_What needs to be done_
Search the data for the word "JSON". Reproduce every line where it is found.

------------------------------

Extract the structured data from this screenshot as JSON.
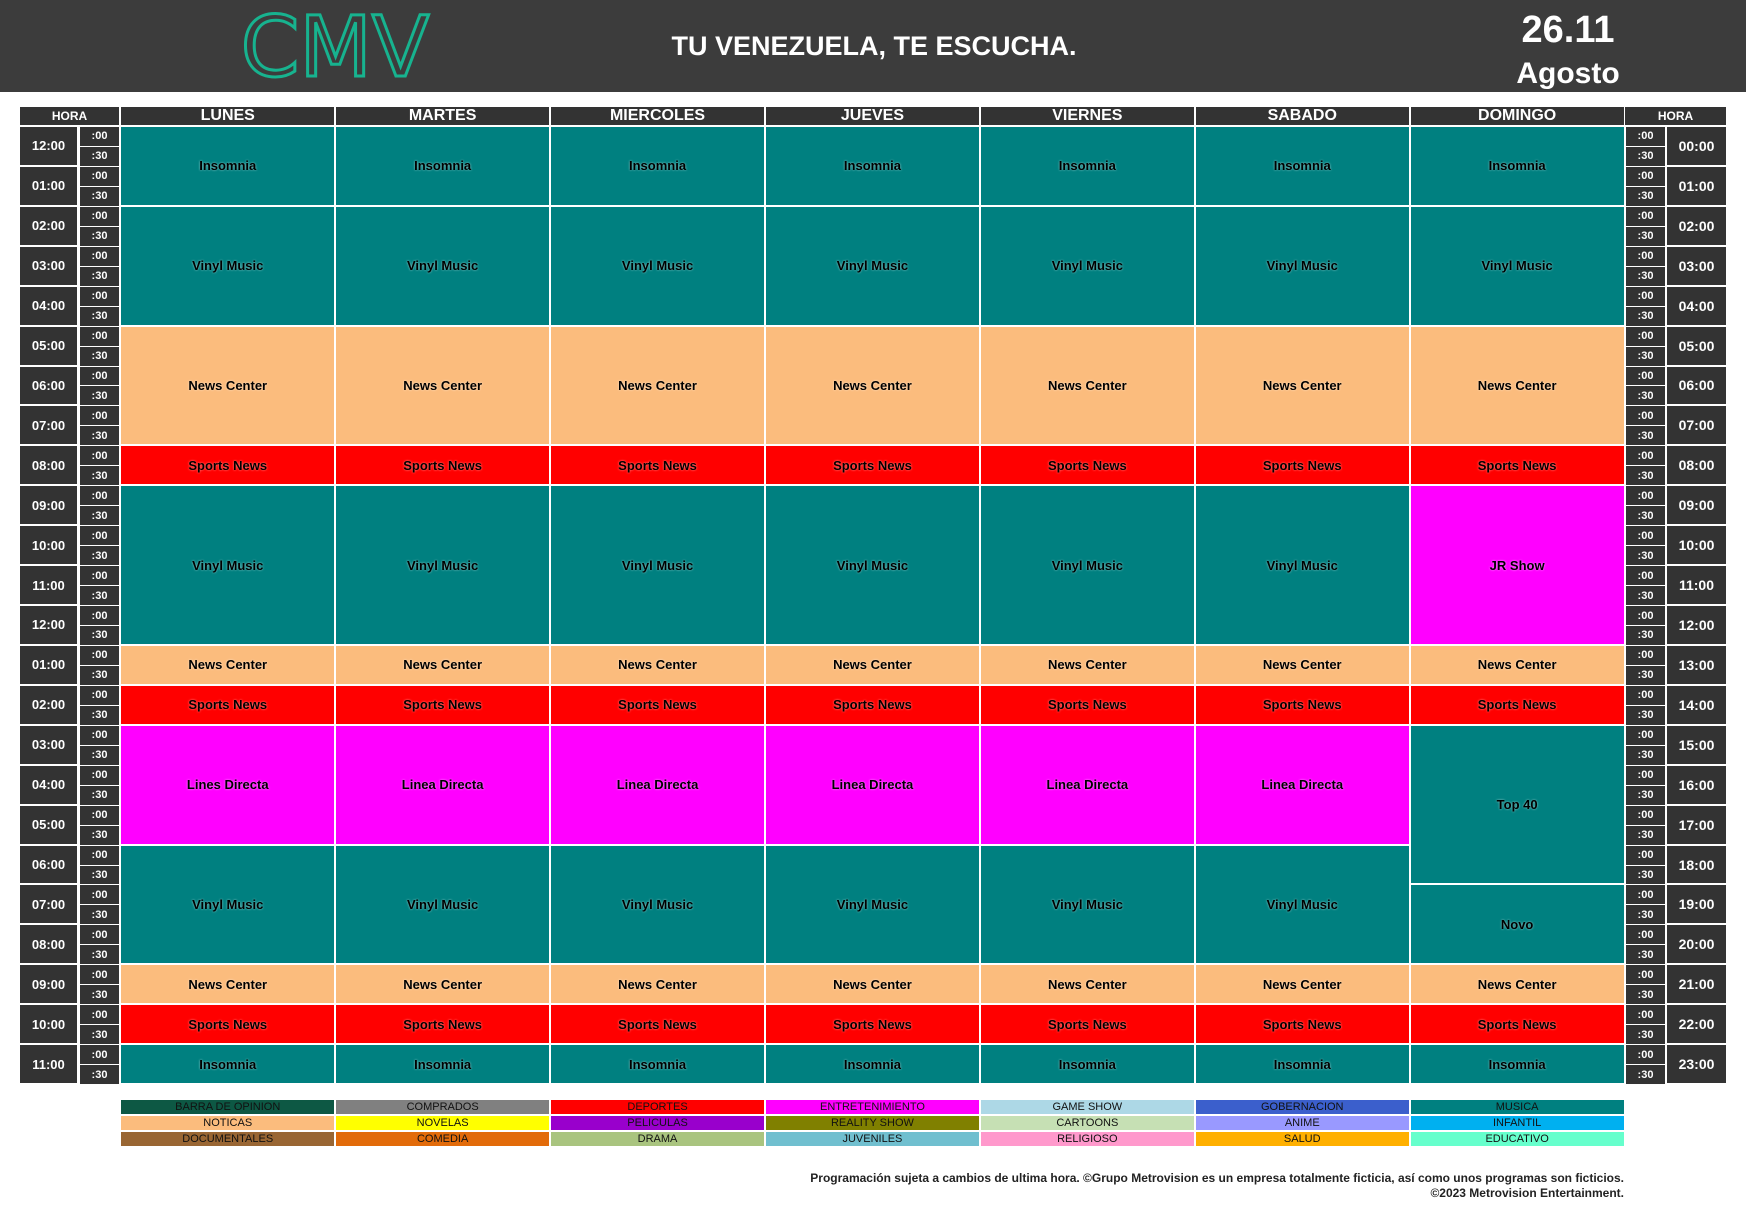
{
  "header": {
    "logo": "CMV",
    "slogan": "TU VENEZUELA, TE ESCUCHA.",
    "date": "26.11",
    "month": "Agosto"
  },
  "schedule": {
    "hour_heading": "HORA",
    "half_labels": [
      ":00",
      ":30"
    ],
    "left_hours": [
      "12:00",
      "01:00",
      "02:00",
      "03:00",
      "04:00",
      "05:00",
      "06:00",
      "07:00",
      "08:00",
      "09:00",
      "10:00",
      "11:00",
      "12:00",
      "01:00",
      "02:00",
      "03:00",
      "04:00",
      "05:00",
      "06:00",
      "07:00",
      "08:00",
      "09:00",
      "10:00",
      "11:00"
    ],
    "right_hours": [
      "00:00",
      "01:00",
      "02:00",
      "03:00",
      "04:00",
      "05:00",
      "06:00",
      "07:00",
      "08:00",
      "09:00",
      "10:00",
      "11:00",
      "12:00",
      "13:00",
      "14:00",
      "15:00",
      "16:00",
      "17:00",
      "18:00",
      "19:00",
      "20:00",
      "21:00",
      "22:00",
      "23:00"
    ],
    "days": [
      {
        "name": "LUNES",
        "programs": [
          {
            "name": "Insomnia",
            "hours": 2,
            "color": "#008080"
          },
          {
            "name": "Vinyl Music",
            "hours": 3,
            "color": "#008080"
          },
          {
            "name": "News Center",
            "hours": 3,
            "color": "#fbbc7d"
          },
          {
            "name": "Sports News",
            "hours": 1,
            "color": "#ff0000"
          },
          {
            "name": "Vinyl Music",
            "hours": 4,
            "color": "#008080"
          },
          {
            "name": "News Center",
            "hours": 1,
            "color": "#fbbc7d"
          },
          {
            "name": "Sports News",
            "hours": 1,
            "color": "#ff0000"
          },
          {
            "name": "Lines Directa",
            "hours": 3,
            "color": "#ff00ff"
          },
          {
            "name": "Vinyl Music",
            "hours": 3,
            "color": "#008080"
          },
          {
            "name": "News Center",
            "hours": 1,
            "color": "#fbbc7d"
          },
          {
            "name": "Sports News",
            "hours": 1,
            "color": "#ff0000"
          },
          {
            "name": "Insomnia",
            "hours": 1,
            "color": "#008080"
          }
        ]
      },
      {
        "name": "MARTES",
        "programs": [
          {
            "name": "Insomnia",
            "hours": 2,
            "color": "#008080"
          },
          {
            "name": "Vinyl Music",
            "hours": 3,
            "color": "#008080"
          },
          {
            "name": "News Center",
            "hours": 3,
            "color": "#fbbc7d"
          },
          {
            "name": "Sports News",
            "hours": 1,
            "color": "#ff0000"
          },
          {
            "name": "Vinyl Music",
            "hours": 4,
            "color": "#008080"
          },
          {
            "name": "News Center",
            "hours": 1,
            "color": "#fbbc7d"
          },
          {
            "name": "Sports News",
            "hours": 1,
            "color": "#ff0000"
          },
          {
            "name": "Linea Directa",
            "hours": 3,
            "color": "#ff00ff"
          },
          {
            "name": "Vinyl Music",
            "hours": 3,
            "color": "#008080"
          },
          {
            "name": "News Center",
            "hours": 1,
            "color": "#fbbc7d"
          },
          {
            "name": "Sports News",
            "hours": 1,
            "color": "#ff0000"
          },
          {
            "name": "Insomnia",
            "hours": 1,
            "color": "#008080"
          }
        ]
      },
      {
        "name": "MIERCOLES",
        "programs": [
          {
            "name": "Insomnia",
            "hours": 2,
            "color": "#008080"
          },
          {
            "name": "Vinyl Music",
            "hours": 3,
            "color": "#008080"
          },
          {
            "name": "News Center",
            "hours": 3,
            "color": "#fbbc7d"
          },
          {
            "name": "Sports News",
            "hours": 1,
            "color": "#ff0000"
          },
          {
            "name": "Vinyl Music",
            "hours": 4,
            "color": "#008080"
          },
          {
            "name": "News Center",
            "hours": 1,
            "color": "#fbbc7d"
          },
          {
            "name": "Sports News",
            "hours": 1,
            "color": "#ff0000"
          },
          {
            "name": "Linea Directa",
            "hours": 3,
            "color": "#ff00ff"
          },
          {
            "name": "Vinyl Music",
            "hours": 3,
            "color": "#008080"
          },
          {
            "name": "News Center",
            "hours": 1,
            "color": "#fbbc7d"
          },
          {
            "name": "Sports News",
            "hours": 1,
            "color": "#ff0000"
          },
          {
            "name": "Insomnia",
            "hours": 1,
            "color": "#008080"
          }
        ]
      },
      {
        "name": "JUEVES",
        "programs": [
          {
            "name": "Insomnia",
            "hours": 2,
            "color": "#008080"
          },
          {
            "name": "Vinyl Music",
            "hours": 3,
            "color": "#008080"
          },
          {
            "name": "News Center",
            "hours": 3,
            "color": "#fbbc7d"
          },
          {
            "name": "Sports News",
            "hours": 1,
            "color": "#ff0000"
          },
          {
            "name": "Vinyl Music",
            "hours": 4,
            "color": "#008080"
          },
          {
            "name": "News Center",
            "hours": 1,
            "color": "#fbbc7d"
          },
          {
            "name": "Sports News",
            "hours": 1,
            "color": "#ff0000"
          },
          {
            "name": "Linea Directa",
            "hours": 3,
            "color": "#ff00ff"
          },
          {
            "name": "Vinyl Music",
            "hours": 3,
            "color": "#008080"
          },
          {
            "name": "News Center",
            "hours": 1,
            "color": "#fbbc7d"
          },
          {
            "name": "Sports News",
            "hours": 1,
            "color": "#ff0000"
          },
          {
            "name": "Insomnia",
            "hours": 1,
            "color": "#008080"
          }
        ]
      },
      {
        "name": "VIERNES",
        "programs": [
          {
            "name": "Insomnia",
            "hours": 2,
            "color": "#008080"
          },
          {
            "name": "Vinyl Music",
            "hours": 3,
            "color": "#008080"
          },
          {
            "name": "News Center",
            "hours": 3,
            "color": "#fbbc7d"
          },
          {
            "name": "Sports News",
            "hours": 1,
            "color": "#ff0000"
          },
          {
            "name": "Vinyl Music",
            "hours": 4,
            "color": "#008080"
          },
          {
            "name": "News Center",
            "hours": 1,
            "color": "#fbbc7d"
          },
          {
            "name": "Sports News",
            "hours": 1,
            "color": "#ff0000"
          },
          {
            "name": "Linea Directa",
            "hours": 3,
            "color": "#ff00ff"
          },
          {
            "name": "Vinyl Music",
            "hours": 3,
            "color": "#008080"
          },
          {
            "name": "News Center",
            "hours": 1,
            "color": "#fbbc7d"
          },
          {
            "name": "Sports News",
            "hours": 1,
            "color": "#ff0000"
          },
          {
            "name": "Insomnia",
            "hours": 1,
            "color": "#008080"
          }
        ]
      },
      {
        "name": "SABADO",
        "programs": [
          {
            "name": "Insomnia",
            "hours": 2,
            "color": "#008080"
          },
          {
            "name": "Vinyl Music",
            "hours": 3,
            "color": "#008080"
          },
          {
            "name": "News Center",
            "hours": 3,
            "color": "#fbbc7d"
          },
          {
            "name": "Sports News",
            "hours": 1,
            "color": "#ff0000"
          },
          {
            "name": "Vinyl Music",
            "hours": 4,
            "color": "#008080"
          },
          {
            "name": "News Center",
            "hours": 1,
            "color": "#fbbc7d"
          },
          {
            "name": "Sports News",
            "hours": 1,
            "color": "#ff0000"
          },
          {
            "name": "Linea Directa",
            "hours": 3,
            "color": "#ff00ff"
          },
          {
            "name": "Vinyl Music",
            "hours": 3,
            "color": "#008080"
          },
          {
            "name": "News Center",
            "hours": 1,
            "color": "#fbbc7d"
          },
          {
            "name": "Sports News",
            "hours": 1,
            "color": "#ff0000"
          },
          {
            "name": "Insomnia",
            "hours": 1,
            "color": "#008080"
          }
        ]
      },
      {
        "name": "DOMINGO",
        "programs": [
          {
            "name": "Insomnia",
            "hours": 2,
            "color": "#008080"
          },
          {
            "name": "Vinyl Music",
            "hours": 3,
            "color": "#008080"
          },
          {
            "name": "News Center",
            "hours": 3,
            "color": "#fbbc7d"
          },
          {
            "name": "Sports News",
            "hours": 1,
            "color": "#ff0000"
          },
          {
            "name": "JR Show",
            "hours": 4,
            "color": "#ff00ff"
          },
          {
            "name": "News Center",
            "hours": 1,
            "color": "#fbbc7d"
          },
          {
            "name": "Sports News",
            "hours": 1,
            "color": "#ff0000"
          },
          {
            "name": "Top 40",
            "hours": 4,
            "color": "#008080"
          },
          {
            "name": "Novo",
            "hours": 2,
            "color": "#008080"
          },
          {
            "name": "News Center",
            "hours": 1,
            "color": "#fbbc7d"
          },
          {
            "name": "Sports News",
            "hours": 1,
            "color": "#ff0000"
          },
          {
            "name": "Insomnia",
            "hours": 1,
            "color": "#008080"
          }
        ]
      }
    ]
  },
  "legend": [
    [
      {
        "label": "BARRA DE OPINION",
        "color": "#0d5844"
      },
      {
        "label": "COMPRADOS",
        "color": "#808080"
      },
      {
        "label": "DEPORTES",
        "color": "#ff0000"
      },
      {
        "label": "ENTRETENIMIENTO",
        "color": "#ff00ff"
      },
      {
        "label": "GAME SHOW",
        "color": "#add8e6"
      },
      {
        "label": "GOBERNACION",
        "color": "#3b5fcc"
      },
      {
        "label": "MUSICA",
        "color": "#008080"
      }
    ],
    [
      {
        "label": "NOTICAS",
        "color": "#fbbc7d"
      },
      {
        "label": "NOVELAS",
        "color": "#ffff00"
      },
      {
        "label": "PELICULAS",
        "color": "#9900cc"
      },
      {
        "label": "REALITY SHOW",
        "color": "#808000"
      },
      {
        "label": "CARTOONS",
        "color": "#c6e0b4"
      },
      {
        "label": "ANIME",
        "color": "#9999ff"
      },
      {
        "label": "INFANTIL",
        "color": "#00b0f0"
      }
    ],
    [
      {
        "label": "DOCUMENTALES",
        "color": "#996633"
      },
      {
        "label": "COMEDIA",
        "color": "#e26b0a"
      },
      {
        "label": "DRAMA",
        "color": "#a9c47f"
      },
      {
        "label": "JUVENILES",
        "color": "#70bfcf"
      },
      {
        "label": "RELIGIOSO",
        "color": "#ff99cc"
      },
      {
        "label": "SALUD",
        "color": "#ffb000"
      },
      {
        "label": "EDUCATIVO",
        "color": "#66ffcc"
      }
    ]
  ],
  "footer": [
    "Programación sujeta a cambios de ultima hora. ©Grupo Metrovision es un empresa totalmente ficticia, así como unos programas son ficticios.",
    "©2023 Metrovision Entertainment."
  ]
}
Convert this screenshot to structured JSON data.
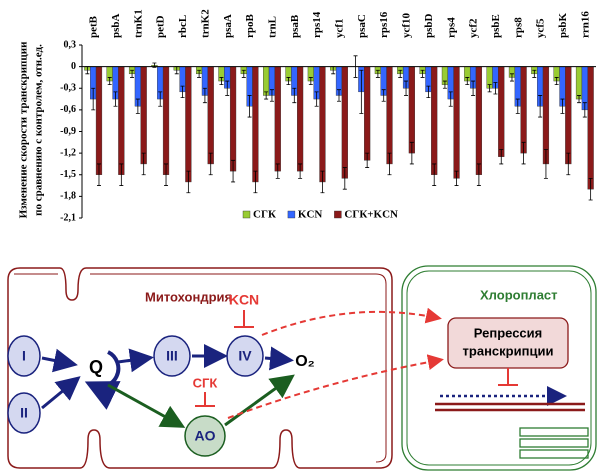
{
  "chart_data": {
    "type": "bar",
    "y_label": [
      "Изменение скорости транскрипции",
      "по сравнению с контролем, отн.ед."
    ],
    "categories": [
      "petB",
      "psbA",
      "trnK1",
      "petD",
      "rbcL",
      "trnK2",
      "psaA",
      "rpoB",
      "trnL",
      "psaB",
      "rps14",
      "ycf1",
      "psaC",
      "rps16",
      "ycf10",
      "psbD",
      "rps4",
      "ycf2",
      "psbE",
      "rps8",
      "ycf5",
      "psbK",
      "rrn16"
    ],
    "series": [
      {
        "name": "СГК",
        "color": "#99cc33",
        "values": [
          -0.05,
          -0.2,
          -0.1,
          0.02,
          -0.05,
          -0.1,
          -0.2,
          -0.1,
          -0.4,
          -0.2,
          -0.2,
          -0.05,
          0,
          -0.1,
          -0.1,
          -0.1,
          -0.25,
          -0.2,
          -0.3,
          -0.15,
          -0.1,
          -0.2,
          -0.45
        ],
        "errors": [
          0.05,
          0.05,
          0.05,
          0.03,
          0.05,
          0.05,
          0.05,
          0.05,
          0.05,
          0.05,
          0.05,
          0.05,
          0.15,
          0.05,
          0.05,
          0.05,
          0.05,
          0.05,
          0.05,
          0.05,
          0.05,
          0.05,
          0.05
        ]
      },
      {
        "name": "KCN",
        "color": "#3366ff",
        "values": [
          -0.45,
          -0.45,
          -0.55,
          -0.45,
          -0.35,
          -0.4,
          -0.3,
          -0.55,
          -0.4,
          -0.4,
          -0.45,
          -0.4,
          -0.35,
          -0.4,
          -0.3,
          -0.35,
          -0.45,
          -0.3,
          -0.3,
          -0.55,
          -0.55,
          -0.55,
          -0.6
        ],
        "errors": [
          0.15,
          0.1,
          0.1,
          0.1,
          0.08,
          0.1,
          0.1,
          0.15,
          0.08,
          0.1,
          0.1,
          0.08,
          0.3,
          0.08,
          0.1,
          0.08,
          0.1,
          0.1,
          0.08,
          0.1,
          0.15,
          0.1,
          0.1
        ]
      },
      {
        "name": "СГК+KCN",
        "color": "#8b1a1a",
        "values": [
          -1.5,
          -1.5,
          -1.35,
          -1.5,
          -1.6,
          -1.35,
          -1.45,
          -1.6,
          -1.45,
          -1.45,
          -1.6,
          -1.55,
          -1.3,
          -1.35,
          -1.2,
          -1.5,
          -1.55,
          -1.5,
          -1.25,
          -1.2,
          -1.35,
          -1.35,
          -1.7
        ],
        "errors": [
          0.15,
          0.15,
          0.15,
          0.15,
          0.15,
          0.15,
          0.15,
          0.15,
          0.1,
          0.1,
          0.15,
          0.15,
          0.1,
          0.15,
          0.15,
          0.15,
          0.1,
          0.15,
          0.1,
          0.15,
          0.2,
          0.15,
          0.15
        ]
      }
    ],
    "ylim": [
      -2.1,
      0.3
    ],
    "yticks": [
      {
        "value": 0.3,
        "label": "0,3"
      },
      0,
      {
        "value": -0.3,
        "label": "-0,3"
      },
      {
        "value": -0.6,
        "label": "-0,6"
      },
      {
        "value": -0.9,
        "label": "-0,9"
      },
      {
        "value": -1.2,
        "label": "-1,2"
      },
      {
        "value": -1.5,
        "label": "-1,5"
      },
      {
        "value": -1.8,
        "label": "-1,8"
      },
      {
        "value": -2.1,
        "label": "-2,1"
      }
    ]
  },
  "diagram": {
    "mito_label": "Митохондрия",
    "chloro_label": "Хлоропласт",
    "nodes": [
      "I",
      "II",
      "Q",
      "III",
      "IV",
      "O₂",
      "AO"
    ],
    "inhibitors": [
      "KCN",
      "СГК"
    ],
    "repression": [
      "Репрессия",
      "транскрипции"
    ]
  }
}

------------------------------

_Solution below_
Extract the structured data from this screenshot as JSON.
Convert this screenshot to structured JSON data.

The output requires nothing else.